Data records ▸
** Start **
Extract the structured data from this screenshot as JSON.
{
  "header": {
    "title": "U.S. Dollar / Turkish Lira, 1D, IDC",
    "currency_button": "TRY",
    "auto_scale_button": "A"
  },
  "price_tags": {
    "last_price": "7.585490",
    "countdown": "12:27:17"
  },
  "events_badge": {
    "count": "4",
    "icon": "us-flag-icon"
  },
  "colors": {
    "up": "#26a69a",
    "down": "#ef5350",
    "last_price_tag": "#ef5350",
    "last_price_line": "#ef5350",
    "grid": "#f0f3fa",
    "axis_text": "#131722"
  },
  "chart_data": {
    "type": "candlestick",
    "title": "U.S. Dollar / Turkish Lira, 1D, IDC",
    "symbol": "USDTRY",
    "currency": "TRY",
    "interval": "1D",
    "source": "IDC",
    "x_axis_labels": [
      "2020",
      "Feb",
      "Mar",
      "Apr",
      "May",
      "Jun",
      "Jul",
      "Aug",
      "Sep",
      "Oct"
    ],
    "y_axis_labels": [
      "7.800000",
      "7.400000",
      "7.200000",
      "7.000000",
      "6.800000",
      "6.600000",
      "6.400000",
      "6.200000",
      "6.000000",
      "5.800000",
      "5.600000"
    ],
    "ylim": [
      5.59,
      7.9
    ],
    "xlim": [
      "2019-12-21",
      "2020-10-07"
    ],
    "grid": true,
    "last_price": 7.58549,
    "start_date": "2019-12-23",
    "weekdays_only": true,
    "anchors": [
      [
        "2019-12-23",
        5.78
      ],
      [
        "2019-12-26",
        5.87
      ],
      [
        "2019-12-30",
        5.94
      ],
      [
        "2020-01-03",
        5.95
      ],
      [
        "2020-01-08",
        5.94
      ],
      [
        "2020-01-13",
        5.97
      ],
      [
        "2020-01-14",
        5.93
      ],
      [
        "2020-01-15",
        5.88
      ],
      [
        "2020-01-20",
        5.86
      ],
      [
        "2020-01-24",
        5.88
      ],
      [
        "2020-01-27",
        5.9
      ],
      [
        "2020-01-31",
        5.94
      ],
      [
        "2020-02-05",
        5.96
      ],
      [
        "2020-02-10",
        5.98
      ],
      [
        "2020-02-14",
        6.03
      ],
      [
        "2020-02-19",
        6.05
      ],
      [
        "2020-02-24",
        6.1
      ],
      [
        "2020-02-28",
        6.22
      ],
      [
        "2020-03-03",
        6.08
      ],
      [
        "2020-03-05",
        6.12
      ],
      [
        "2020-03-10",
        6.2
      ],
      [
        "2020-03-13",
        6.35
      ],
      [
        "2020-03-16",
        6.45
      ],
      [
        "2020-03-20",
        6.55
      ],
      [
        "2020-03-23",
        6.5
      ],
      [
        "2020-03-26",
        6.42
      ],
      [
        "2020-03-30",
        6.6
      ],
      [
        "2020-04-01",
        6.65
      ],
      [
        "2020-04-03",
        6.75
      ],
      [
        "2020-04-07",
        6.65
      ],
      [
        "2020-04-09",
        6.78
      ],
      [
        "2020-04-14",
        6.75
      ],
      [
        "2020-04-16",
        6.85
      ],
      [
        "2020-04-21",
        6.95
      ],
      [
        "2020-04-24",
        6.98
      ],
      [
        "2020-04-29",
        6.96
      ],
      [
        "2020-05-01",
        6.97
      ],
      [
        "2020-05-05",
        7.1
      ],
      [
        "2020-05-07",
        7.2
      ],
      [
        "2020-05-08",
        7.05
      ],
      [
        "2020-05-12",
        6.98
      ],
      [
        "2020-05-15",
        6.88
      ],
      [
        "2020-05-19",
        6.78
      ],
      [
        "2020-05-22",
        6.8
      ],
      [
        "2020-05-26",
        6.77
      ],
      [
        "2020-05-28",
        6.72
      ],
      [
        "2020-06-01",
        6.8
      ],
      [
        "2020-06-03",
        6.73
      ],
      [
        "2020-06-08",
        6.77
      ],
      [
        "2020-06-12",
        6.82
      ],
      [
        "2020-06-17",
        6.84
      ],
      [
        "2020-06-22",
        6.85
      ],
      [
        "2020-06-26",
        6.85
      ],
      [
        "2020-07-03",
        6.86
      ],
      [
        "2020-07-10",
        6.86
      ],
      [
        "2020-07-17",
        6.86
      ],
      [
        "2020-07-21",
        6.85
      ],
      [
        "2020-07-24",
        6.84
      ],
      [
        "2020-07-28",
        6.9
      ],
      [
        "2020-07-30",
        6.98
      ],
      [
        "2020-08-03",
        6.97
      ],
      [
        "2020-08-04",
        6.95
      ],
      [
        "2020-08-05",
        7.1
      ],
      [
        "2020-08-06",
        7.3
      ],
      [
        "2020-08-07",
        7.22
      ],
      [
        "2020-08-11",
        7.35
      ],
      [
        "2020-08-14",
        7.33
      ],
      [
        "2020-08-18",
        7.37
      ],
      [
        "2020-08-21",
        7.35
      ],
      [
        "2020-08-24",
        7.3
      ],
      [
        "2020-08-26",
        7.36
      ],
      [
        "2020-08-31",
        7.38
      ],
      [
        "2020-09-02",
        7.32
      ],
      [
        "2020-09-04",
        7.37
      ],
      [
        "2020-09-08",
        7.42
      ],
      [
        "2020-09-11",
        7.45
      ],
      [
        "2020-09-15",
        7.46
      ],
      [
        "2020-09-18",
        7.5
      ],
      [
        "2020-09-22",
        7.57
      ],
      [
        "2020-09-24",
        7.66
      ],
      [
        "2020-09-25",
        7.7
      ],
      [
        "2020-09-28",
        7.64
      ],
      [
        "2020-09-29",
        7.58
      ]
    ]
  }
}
** End **
Do this ▸ Please output the entire listing exactly as it stands.

Result of this task ▸
Extract the structured data from this screenshot as JSON.
{
  "header": {
    "title": "U.S. Dollar / Turkish Lira, 1D, IDC",
    "currency_button": "TRY",
    "auto_scale_button": "A"
  },
  "price_tags": {
    "last_price": "7.585490",
    "countdown": "12:27:17"
  },
  "events_badge": {
    "count": "4",
    "icon": "us-flag-icon"
  },
  "colors": {
    "up": "#26a69a",
    "down": "#ef5350",
    "last_price_tag": "#ef5350",
    "last_price_line": "#ef5350",
    "grid": "#f0f3fa",
    "axis_text": "#131722"
  },
  "chart_data": {
    "type": "candlestick",
    "title": "U.S. Dollar / Turkish Lira, 1D, IDC",
    "symbol": "USDTRY",
    "currency": "TRY",
    "interval": "1D",
    "source": "IDC",
    "x_axis_labels": [
      "2020",
      "Feb",
      "Mar",
      "Apr",
      "May",
      "Jun",
      "Jul",
      "Aug",
      "Sep",
      "Oct"
    ],
    "y_axis_labels": [
      "7.800000",
      "7.400000",
      "7.200000",
      "7.000000",
      "6.800000",
      "6.600000",
      "6.400000",
      "6.200000",
      "6.000000",
      "5.800000",
      "5.600000"
    ],
    "ylim": [
      5.59,
      7.9
    ],
    "xlim": [
      "2019-12-21",
      "2020-10-07"
    ],
    "grid": true,
    "last_price": 7.58549,
    "start_date": "2019-12-23",
    "weekdays_only": true,
    "anchors": [
      [
        "2019-12-23",
        5.78
      ],
      [
        "2019-12-26",
        5.87
      ],
      [
        "2019-12-30",
        5.94
      ],
      [
        "2020-01-03",
        5.95
      ],
      [
        "2020-01-08",
        5.94
      ],
      [
        "2020-01-13",
        5.97
      ],
      [
        "2020-01-14",
        5.93
      ],
      [
        "2020-01-15",
        5.88
      ],
      [
        "2020-01-20",
        5.86
      ],
      [
        "2020-01-24",
        5.88
      ],
      [
        "2020-01-27",
        5.9
      ],
      [
        "2020-01-31",
        5.94
      ],
      [
        "2020-02-05",
        5.96
      ],
      [
        "2020-02-10",
        5.98
      ],
      [
        "2020-02-14",
        6.03
      ],
      [
        "2020-02-19",
        6.05
      ],
      [
        "2020-02-24",
        6.1
      ],
      [
        "2020-02-28",
        6.22
      ],
      [
        "2020-03-03",
        6.08
      ],
      [
        "2020-03-05",
        6.12
      ],
      [
        "2020-03-10",
        6.2
      ],
      [
        "2020-03-13",
        6.35
      ],
      [
        "2020-03-16",
        6.45
      ],
      [
        "2020-03-20",
        6.55
      ],
      [
        "2020-03-23",
        6.5
      ],
      [
        "2020-03-26",
        6.42
      ],
      [
        "2020-03-30",
        6.6
      ],
      [
        "2020-04-01",
        6.65
      ],
      [
        "2020-04-03",
        6.75
      ],
      [
        "2020-04-07",
        6.65
      ],
      [
        "2020-04-09",
        6.78
      ],
      [
        "2020-04-14",
        6.75
      ],
      [
        "2020-04-16",
        6.85
      ],
      [
        "2020-04-21",
        6.95
      ],
      [
        "2020-04-24",
        6.98
      ],
      [
        "2020-04-29",
        6.96
      ],
      [
        "2020-05-01",
        6.97
      ],
      [
        "2020-05-05",
        7.1
      ],
      [
        "2020-05-07",
        7.2
      ],
      [
        "2020-05-08",
        7.05
      ],
      [
        "2020-05-12",
        6.98
      ],
      [
        "2020-05-15",
        6.88
      ],
      [
        "2020-05-19",
        6.78
      ],
      [
        "2020-05-22",
        6.8
      ],
      [
        "2020-05-26",
        6.77
      ],
      [
        "2020-05-28",
        6.72
      ],
      [
        "2020-06-01",
        6.8
      ],
      [
        "2020-06-03",
        6.73
      ],
      [
        "2020-06-08",
        6.77
      ],
      [
        "2020-06-12",
        6.82
      ],
      [
        "2020-06-17",
        6.84
      ],
      [
        "2020-06-22",
        6.85
      ],
      [
        "2020-06-26",
        6.85
      ],
      [
        "2020-07-03",
        6.86
      ],
      [
        "2020-07-10",
        6.86
      ],
      [
        "2020-07-17",
        6.86
      ],
      [
        "2020-07-21",
        6.85
      ],
      [
        "2020-07-24",
        6.84
      ],
      [
        "2020-07-28",
        6.9
      ],
      [
        "2020-07-30",
        6.98
      ],
      [
        "2020-08-03",
        6.97
      ],
      [
        "2020-08-04",
        6.95
      ],
      [
        "2020-08-05",
        7.1
      ],
      [
        "2020-08-06",
        7.3
      ],
      [
        "2020-08-07",
        7.22
      ],
      [
        "2020-08-11",
        7.35
      ],
      [
        "2020-08-14",
        7.33
      ],
      [
        "2020-08-18",
        7.37
      ],
      [
        "2020-08-21",
        7.35
      ],
      [
        "2020-08-24",
        7.3
      ],
      [
        "2020-08-26",
        7.36
      ],
      [
        "2020-08-31",
        7.38
      ],
      [
        "2020-09-02",
        7.32
      ],
      [
        "2020-09-04",
        7.37
      ],
      [
        "2020-09-08",
        7.42
      ],
      [
        "2020-09-11",
        7.45
      ],
      [
        "2020-09-15",
        7.46
      ],
      [
        "2020-09-18",
        7.5
      ],
      [
        "2020-09-22",
        7.57
      ],
      [
        "2020-09-24",
        7.66
      ],
      [
        "2020-09-25",
        7.7
      ],
      [
        "2020-09-28",
        7.64
      ],
      [
        "2020-09-29",
        7.58
      ]
    ]
  }
}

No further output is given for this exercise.